---------- Given data

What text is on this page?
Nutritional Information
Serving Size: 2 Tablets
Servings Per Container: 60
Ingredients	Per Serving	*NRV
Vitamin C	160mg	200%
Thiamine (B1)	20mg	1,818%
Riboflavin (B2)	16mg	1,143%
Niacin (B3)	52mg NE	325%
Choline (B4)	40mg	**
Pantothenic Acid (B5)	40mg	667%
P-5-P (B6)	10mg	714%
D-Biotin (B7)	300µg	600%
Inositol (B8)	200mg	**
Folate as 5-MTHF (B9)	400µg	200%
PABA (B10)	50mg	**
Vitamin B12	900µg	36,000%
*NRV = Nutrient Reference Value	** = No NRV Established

--------------------
---------- Given data

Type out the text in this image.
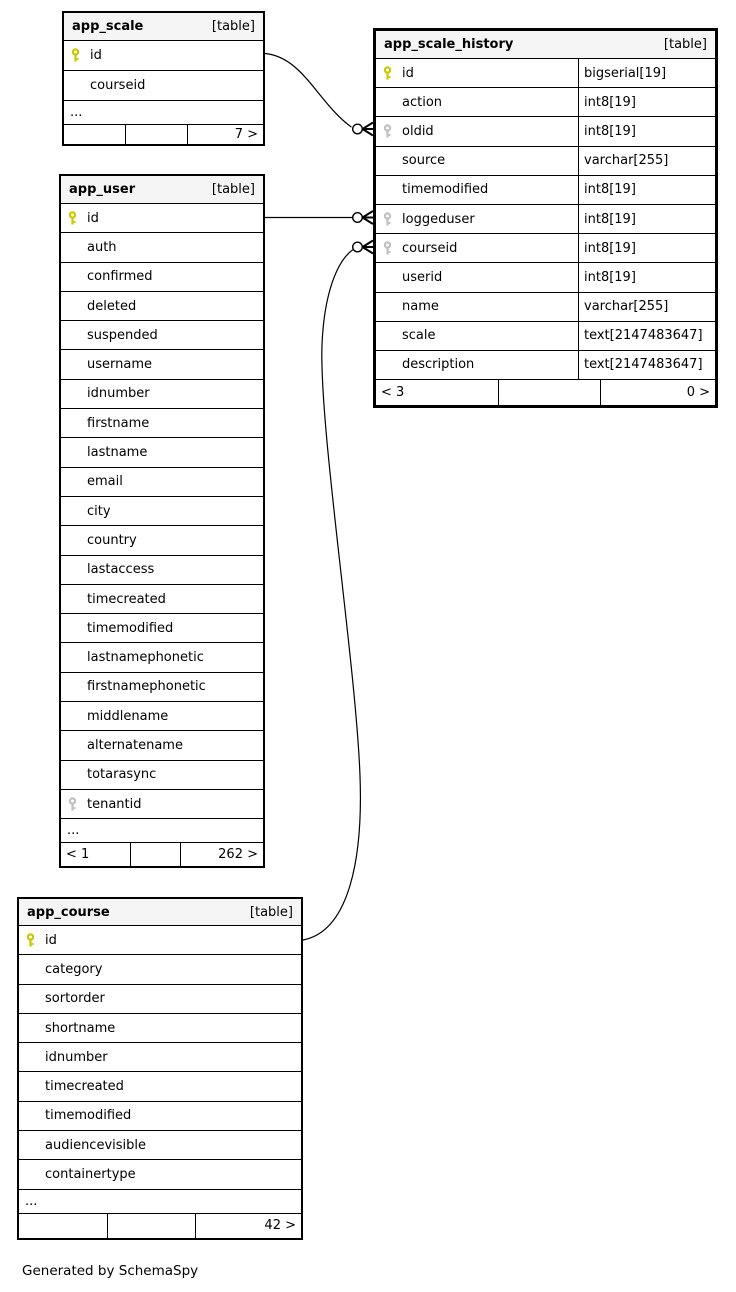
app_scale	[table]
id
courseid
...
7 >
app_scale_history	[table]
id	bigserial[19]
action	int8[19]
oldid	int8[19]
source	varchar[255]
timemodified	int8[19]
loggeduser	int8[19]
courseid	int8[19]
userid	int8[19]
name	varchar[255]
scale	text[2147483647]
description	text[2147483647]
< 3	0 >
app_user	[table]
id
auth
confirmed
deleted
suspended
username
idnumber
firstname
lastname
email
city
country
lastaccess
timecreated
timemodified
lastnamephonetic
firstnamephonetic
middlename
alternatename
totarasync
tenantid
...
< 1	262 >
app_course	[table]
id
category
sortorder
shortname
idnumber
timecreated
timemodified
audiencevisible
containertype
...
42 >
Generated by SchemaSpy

--------------------

Report each line in the data that holds the word "this".

What text is on this page?
Type out the text in this image.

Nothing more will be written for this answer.